■ DESCRIPTION OF THE TASK
Collect each line containing "title".

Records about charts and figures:
——

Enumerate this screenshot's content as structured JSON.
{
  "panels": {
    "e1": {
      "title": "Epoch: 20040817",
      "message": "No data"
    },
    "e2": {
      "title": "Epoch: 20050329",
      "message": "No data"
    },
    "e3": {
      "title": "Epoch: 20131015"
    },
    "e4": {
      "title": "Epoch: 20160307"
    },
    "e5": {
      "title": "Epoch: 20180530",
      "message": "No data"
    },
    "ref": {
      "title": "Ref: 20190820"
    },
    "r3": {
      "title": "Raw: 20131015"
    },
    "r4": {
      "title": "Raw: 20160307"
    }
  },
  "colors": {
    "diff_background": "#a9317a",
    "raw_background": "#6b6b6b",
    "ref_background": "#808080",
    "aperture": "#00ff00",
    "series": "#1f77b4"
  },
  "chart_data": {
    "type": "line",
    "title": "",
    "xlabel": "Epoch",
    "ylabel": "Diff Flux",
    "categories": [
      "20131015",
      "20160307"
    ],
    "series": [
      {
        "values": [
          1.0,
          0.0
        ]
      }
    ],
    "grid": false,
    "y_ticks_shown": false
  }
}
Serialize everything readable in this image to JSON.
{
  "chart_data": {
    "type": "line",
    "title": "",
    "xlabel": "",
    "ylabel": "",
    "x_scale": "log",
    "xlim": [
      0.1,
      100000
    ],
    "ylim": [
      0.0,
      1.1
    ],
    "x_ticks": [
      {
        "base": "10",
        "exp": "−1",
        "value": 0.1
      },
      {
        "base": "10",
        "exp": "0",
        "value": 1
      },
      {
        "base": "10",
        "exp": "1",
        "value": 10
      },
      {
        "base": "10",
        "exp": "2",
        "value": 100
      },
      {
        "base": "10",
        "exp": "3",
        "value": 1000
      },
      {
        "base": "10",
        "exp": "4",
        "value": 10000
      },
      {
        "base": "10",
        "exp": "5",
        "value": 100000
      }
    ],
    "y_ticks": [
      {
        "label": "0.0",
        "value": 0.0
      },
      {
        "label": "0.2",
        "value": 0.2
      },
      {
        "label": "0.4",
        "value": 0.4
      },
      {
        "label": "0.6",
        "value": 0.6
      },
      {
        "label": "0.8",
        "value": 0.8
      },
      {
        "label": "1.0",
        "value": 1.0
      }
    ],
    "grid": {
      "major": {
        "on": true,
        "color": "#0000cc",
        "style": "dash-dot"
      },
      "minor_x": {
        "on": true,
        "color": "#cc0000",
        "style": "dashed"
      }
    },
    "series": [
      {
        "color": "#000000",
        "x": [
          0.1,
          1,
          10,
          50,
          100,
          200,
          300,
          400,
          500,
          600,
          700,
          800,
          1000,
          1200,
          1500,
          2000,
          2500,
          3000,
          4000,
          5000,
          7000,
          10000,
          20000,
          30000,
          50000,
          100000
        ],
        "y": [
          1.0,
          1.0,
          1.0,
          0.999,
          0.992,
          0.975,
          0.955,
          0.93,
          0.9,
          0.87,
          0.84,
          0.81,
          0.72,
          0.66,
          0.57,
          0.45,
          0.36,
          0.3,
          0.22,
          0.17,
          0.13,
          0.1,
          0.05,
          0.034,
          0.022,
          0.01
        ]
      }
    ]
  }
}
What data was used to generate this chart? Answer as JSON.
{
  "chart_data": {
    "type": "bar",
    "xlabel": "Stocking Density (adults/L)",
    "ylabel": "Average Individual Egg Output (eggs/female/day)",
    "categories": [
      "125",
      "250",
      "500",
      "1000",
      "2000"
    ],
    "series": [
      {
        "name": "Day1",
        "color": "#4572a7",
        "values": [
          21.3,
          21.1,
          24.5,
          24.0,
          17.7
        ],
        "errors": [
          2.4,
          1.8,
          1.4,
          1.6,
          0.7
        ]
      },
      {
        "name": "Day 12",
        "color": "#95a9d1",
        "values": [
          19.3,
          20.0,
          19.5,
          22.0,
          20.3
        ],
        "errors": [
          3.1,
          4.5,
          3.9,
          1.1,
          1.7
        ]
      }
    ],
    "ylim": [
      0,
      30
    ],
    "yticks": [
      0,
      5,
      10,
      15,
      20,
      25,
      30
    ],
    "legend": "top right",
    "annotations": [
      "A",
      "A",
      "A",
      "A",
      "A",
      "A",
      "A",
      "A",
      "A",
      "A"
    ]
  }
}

——

■ RESULT OF THIS EXERCISE
      "title": "Epoch: 20040817",
      "title": "Epoch: 20050329",
      "title": "Epoch: 20131015"
      "title": "Epoch: 20160307"
      "title": "Epoch: 20180530",
      "title": "Ref: 20190820"
      "title": "Raw: 20131015"
      "title": "Raw: 20160307"
    "title": "",
    "title": "",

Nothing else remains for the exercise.